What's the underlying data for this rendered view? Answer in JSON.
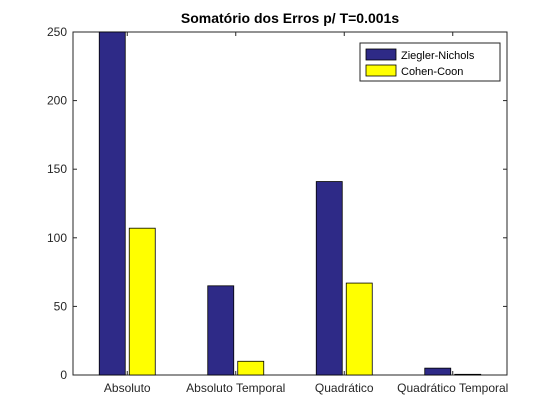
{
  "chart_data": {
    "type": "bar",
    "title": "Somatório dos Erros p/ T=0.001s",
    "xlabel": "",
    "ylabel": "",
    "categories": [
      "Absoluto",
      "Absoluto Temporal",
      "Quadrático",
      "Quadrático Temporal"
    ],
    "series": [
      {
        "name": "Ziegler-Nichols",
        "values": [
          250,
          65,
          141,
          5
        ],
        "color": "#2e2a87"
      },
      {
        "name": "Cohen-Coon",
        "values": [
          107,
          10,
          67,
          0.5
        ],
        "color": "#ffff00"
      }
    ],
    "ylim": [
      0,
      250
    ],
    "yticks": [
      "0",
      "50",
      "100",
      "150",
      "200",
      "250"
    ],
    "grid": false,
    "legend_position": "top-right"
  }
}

################

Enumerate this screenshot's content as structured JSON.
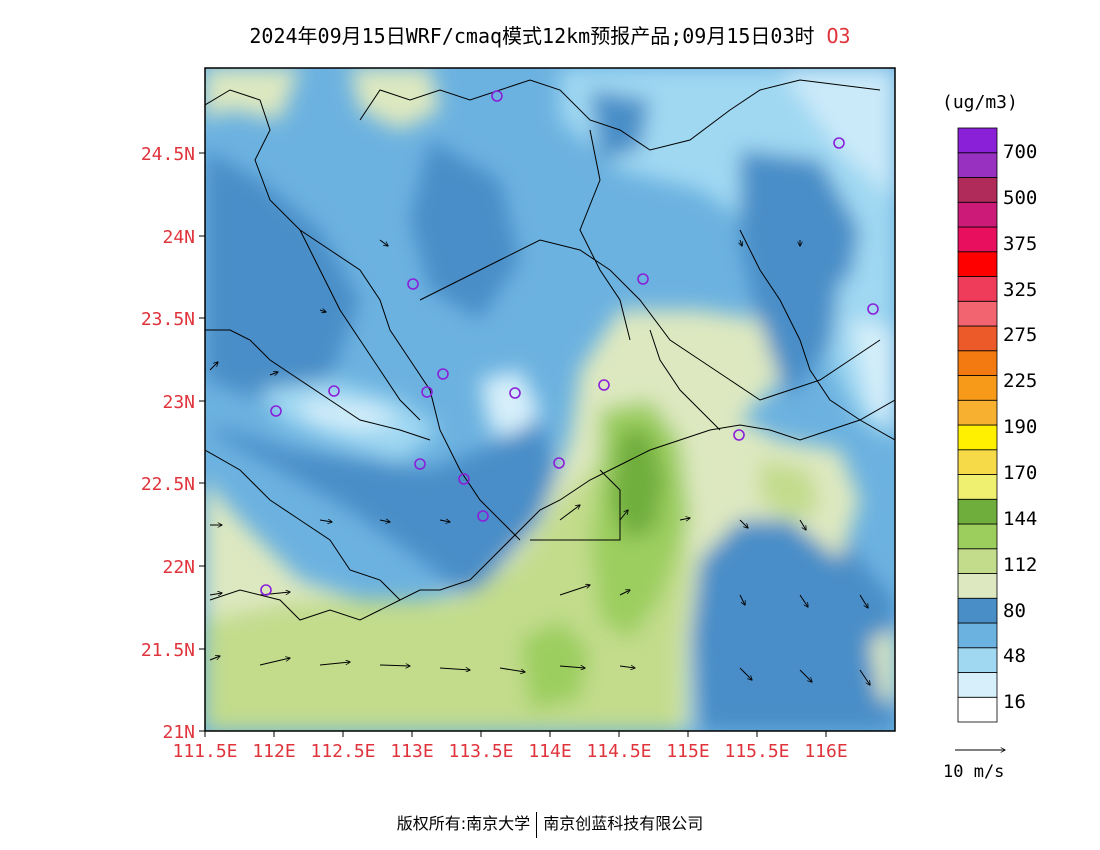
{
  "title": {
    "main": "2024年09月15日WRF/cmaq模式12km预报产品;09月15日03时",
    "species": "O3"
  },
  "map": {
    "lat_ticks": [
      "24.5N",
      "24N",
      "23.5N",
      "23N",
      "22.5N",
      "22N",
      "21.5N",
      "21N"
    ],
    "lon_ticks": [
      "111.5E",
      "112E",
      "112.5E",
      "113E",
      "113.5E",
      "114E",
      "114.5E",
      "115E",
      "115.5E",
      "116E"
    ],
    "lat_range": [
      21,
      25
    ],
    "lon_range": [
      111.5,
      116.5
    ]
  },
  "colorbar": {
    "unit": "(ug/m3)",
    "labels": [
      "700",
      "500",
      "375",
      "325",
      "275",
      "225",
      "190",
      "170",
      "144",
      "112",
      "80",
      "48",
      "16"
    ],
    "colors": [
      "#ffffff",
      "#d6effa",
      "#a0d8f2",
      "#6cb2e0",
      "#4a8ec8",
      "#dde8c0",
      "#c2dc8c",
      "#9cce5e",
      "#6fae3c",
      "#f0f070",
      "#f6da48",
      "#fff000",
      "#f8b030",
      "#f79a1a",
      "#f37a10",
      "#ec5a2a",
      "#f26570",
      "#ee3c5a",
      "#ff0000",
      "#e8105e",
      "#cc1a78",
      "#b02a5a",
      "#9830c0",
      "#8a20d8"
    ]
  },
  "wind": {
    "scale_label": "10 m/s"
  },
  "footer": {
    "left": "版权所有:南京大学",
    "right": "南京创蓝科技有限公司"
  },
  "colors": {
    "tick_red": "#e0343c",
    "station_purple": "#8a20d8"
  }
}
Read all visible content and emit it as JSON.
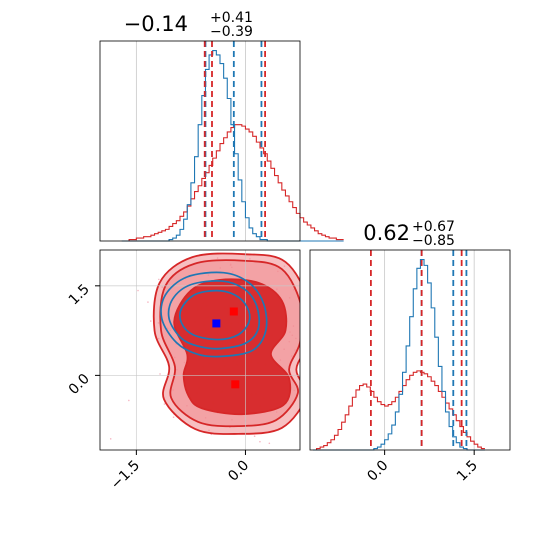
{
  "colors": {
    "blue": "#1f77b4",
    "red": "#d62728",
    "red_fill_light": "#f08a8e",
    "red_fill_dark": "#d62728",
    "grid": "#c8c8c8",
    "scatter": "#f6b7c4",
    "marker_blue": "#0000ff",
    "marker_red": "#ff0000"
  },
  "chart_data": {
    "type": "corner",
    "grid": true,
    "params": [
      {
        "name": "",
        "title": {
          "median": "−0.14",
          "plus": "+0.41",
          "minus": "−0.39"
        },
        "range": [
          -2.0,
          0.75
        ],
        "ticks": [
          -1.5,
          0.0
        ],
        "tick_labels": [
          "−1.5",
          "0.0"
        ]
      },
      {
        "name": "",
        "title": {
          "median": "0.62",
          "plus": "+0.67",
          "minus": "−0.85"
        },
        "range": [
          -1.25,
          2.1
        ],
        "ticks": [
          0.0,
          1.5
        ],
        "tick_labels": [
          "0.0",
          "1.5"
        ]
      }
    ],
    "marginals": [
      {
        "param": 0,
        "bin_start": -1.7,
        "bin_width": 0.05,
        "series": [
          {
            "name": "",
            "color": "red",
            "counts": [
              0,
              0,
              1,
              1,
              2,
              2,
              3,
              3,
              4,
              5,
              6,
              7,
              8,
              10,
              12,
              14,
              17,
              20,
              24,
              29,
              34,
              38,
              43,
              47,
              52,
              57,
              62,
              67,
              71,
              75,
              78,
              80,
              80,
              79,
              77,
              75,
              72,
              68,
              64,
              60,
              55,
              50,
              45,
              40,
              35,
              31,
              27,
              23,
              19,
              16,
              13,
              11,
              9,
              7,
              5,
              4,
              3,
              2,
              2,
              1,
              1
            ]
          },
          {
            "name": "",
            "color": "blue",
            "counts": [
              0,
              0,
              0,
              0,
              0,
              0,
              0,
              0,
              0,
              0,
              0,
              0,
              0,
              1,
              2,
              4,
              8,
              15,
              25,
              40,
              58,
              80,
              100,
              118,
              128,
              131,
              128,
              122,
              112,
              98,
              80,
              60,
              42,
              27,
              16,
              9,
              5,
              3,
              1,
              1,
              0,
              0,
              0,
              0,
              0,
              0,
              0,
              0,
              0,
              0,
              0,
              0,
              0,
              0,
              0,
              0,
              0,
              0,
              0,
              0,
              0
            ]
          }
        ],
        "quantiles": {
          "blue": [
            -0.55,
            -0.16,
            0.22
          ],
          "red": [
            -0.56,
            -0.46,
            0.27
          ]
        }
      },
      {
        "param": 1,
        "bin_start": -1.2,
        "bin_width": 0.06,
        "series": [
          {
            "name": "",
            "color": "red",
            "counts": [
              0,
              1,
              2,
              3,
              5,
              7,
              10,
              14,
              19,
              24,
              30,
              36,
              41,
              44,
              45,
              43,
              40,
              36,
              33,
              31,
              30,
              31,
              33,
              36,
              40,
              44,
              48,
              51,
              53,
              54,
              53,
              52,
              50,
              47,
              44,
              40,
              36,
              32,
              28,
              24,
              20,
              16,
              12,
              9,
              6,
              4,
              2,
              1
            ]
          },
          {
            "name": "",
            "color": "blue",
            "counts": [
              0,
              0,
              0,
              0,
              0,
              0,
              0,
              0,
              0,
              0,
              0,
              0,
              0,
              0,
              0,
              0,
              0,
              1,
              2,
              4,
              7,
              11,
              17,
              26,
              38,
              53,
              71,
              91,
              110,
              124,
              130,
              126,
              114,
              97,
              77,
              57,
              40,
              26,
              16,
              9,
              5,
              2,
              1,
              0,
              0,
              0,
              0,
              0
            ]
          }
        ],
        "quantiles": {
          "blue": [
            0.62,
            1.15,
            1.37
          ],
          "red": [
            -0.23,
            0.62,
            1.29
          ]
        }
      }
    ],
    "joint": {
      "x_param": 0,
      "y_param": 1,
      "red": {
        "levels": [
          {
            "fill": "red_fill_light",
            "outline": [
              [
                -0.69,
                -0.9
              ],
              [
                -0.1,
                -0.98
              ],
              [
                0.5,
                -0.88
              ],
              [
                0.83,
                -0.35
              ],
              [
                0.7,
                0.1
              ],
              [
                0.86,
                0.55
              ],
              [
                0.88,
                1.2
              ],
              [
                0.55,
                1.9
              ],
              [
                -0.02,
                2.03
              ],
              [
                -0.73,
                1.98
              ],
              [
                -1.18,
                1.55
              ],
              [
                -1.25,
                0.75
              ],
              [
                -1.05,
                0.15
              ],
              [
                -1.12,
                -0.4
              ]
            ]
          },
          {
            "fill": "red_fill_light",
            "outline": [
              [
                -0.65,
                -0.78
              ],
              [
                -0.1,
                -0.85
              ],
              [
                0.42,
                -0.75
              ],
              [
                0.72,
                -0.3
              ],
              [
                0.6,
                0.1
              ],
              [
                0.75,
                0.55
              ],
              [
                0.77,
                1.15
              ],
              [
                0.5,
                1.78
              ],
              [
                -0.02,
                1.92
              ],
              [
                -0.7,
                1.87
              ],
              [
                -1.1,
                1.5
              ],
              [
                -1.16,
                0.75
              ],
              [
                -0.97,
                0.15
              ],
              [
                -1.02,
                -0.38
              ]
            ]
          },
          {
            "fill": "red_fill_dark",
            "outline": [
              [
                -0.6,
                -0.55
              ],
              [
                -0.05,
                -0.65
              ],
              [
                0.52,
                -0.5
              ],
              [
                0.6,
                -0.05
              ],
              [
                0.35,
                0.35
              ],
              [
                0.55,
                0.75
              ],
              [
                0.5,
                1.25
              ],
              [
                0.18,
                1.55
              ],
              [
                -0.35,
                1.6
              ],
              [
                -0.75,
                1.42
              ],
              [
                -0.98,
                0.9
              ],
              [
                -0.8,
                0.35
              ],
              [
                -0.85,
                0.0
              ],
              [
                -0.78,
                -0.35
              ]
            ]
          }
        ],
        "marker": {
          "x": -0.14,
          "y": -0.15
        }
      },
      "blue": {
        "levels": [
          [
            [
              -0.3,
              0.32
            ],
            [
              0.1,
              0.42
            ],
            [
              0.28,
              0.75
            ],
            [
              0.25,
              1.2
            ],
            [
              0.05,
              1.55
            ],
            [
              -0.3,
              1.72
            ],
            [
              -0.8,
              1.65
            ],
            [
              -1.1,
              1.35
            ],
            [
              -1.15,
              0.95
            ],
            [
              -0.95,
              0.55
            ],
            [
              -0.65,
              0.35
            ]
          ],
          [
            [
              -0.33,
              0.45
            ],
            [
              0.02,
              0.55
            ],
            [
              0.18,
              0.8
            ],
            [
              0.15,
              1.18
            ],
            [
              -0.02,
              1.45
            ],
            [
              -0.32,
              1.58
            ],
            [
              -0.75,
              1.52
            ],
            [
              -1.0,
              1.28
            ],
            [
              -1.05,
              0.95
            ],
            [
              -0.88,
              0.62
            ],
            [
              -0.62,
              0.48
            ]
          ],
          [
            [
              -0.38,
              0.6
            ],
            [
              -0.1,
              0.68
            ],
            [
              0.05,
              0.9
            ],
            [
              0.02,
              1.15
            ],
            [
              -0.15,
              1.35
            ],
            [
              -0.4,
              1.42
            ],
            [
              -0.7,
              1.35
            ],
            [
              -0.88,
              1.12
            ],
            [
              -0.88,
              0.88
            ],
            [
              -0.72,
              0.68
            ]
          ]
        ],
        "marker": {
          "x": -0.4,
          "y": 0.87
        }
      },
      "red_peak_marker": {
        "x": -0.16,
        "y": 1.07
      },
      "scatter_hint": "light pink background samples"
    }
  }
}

################

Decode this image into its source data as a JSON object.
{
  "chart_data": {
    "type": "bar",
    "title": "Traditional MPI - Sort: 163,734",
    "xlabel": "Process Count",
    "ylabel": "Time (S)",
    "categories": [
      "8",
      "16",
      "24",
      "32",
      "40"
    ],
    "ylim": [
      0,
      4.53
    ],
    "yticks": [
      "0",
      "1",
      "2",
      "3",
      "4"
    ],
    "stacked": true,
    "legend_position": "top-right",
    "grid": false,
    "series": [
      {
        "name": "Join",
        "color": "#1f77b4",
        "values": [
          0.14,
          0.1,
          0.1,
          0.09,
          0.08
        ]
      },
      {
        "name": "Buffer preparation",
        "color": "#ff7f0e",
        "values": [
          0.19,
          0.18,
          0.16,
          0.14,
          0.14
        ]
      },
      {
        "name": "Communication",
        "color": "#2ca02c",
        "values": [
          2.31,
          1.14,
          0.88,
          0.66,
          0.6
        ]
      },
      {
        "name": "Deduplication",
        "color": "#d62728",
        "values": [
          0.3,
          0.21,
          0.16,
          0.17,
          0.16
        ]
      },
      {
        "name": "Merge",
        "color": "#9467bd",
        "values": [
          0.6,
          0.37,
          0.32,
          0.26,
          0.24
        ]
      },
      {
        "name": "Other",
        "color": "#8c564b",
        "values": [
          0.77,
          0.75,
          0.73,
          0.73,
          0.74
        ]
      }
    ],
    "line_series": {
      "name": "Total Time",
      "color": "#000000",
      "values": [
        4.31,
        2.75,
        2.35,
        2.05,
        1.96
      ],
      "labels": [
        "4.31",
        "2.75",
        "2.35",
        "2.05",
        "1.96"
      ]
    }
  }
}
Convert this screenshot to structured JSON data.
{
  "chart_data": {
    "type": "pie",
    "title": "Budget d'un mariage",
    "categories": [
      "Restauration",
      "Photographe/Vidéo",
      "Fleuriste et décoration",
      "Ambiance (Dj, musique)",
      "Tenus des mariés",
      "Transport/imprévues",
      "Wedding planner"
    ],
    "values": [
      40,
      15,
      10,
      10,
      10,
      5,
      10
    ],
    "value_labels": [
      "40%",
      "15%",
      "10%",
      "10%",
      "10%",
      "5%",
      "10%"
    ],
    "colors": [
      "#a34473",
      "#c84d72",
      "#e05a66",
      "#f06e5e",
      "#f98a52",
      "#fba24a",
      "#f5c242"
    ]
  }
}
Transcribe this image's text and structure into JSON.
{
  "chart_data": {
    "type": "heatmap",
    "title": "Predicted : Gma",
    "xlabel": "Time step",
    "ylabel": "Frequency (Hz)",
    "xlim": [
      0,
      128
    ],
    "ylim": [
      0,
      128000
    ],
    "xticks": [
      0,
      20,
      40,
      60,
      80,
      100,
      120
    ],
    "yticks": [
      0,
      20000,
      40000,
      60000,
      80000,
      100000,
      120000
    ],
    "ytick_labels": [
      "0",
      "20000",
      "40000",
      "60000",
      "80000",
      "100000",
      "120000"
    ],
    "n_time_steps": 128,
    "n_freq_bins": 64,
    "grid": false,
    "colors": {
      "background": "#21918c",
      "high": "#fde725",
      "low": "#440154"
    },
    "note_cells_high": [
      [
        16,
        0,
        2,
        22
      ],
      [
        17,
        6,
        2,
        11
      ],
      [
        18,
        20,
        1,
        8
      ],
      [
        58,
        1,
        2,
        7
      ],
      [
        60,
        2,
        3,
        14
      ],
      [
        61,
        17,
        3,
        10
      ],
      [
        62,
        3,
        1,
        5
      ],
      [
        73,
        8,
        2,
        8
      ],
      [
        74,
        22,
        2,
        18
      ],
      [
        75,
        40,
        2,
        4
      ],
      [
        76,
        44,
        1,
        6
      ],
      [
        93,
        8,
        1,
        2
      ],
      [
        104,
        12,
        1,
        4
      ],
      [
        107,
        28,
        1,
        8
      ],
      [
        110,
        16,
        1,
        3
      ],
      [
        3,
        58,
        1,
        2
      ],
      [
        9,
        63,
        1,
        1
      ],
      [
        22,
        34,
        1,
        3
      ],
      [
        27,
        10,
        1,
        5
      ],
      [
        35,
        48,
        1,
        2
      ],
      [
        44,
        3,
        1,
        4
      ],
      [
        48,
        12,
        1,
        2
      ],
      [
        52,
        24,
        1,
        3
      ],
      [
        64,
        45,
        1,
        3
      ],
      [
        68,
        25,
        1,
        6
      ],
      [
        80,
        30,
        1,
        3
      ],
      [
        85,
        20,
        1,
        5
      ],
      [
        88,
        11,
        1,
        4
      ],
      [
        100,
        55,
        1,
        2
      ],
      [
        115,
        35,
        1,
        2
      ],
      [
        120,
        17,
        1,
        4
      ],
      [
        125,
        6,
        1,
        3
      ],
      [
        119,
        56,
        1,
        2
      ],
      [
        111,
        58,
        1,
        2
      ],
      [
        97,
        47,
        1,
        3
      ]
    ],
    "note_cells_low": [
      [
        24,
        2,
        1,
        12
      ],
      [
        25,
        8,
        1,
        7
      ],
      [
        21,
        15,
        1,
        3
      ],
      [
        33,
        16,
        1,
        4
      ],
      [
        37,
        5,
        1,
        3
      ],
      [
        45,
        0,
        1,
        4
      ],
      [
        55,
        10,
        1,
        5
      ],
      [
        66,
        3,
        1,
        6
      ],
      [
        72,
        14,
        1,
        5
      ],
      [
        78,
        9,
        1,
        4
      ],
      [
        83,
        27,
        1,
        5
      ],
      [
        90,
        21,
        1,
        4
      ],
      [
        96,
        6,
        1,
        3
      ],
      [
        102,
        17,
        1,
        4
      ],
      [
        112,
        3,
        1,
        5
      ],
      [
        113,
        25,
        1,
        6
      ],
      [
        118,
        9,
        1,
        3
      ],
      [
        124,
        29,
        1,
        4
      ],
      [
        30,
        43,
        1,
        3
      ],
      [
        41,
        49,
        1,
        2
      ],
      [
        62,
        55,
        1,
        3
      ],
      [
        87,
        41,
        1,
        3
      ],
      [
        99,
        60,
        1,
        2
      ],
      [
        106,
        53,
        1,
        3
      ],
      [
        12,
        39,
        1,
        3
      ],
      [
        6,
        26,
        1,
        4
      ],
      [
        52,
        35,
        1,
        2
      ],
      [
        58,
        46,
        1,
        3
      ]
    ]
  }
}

################

→ WORK TO BE COMPLETED
How many of the listing's lines contain "background"? Respond with a single number and nothing else.

→ RESULT
2